* [Extracted material]
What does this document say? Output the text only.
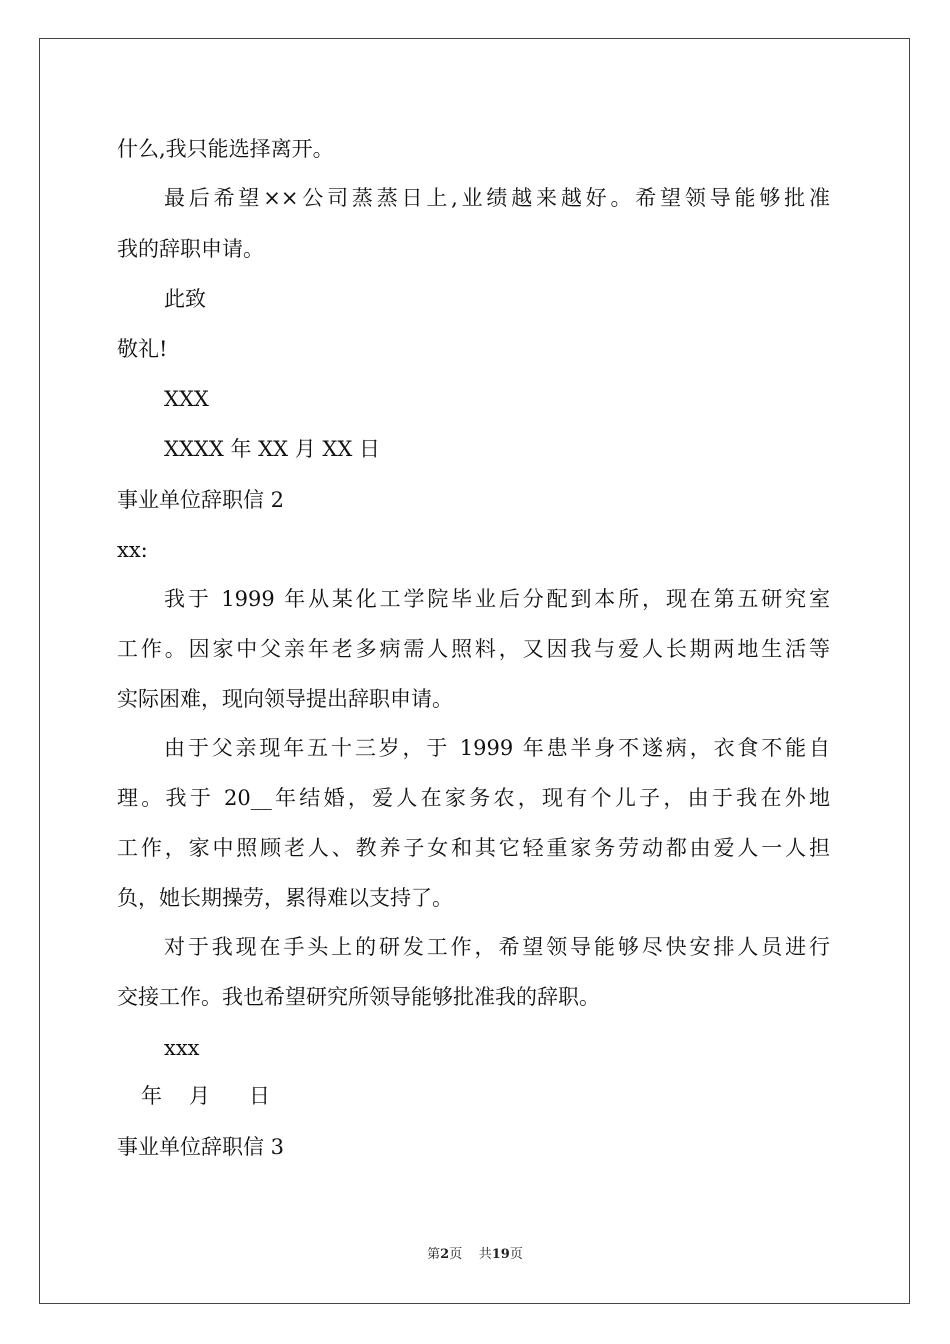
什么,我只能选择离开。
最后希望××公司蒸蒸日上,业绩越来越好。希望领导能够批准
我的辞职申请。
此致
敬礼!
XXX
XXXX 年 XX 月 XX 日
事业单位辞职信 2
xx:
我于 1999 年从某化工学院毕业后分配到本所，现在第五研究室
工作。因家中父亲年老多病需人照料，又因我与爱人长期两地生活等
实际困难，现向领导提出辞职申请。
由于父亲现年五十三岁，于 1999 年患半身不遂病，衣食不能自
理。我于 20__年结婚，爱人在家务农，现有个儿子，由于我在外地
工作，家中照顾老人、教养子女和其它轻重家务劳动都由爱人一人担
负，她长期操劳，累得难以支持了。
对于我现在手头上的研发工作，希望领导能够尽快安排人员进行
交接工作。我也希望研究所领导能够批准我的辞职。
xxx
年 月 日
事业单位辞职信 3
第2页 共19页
==
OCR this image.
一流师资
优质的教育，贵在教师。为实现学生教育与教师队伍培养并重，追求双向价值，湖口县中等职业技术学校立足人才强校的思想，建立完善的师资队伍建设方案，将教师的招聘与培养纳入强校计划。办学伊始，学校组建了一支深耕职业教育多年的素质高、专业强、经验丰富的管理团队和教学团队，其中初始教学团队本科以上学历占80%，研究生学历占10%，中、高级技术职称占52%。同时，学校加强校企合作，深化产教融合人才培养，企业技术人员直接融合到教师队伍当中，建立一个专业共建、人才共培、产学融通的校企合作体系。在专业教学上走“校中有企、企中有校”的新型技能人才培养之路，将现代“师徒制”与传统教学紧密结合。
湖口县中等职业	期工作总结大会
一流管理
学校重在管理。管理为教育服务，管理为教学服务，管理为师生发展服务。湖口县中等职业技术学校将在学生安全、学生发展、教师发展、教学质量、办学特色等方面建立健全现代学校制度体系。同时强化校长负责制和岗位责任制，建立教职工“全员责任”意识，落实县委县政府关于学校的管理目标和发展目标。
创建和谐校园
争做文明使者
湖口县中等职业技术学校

* [Direction] Out of the material above, select every line that holds the string "this".

* [Response to the exercise]
What does this document say? Output the text only.
OCR this image.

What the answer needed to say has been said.